GIVEN REQUEST:
Rewrite the lines from the first one through the line containing "bar-lps-8h [1304, 469, 1384, 655]" as a JSON list of strings, with one string for each line and any blank lines omitted.
────────
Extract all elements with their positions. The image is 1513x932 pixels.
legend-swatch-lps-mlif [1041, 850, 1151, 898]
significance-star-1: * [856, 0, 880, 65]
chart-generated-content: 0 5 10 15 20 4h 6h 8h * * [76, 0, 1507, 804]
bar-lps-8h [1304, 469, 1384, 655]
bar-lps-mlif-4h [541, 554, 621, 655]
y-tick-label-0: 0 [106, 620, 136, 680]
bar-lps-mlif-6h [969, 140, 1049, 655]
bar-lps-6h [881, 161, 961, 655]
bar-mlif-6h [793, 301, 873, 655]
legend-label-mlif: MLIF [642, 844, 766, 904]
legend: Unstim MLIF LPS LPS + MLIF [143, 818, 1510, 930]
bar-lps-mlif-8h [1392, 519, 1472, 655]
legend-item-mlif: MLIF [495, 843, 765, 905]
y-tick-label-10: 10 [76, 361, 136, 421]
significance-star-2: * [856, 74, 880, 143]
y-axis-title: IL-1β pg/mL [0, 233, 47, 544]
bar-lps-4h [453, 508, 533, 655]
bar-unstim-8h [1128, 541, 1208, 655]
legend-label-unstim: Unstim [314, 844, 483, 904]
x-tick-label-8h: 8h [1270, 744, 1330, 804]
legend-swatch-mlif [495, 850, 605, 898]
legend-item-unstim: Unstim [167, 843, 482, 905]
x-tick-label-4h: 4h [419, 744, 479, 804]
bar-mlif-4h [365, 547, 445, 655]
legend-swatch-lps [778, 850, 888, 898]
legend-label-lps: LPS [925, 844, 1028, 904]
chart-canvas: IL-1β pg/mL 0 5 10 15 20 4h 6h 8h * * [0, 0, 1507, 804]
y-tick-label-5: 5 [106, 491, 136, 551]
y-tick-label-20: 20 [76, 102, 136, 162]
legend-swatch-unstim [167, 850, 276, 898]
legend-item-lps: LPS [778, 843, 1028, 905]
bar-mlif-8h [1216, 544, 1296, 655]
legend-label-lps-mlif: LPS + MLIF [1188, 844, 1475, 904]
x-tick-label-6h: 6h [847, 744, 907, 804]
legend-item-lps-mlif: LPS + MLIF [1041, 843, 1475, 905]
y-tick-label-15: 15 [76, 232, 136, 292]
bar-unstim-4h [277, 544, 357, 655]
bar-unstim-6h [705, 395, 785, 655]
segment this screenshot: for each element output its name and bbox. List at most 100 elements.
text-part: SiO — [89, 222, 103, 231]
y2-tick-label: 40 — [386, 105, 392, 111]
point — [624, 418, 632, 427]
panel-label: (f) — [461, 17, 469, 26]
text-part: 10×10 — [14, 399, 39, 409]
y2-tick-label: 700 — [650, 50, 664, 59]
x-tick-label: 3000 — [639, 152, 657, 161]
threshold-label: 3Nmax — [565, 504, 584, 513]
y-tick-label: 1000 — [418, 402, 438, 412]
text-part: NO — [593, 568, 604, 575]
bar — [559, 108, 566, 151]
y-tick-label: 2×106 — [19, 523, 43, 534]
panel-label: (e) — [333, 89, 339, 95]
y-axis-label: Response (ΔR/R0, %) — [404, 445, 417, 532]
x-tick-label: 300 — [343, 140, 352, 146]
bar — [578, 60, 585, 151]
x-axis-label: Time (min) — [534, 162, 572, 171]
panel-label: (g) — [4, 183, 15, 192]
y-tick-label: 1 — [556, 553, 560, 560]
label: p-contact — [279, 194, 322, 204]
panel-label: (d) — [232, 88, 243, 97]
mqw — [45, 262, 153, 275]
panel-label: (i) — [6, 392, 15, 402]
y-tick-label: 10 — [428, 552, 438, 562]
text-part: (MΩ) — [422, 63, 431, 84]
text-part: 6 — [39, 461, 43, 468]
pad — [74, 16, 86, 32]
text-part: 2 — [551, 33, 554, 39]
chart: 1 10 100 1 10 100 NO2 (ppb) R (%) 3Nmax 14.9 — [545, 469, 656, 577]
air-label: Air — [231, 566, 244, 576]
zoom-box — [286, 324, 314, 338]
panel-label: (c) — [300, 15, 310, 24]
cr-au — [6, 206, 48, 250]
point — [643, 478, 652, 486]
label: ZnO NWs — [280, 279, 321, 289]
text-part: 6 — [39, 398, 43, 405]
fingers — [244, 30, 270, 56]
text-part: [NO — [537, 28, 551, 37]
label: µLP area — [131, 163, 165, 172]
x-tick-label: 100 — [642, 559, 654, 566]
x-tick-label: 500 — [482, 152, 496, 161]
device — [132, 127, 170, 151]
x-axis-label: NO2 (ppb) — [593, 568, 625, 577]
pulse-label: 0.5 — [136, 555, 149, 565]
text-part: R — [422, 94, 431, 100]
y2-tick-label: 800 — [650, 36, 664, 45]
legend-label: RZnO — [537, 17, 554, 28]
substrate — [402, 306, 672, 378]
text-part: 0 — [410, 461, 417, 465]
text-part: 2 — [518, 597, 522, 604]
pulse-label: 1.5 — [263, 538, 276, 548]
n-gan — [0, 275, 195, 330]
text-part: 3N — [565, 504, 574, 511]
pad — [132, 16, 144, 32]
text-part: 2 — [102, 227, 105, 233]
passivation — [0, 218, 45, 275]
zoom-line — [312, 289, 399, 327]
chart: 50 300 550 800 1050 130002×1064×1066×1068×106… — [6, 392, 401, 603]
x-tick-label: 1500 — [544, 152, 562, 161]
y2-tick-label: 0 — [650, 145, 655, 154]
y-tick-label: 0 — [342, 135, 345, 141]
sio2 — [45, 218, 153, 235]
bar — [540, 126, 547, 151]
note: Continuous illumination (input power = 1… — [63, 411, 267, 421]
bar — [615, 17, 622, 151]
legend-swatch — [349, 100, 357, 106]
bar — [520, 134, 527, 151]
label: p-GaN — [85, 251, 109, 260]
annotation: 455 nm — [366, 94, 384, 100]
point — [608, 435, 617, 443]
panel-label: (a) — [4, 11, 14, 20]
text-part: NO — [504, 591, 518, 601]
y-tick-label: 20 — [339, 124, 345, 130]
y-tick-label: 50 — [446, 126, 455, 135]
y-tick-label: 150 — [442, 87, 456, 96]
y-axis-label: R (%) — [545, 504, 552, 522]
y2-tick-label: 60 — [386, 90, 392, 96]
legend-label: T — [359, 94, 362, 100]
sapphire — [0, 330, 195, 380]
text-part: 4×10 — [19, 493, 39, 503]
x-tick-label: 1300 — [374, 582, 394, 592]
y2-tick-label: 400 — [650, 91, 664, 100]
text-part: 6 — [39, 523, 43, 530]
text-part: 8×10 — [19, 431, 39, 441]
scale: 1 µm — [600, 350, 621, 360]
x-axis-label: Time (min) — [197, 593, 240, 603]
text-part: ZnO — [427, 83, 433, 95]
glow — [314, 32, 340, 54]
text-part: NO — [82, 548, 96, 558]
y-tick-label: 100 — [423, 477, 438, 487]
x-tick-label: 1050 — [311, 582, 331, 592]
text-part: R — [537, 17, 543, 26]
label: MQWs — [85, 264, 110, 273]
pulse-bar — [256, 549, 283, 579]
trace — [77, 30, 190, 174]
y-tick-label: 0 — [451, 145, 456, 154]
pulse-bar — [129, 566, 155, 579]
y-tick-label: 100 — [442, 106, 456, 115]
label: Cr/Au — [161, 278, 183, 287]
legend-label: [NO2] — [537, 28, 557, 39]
────────
FINAL RESULT:
[
  "Extract all elements with their positions. The image is 1513x932 pixels.",
  "legend-swatch-lps-mlif [1041, 850, 1151, 898]",
  "significance-star-1: * [856, 0, 880, 65]",
  "chart-generated-content: 0 5 10 15 20 4h 6h 8h * * [76, 0, 1507, 804]",
  "bar-lps-8h [1304, 469, 1384, 655]"
]